### WRITTEN PROBLEM
Write out all of the lines below, exactly and completely.

Data entries
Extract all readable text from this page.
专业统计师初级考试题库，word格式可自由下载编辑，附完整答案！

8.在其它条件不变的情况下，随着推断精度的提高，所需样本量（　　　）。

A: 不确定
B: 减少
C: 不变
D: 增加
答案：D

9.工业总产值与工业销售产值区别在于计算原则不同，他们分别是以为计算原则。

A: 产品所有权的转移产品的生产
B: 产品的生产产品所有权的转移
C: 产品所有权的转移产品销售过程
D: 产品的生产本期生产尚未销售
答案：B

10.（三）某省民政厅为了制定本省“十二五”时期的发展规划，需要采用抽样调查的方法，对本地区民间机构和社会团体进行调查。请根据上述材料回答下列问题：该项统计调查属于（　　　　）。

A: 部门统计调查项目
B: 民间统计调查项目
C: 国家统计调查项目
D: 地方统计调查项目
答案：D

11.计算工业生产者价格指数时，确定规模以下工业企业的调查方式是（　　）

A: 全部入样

### EXERCISE RESULT
Extract all readable text from this page.
专业统计师初级考试题库，word格式可自由下载编辑，附完整答案！

8.在其它条件不变的情况下，随着推断精度的提高，所需样本量（　　　）。

A: 不确定
B: 减少
C: 不变
D: 增加
答案：D

9.工业总产值与工业销售产值区别在于计算原则不同，他们分别是以为计算原则。

A: 产品所有权的转移产品的生产
B: 产品的生产产品所有权的转移
C: 产品所有权的转移产品销售过程
D: 产品的生产本期生产尚未销售
答案：B

10.（三）某省民政厅为了制定本省“十二五”时期的发展规划，需要采用抽样调查的方法，对本地区民间机构和社会团体进行调查。请根据上述材料回答下列问题：该项统计调查属于（　　　　）。

A: 部门统计调查项目
B: 民间统计调查项目
C: 国家统计调查项目
D: 地方统计调查项目
答案：D

11.计算工业生产者价格指数时，确定规模以下工业企业的调查方式是（　　）

A: 全部入样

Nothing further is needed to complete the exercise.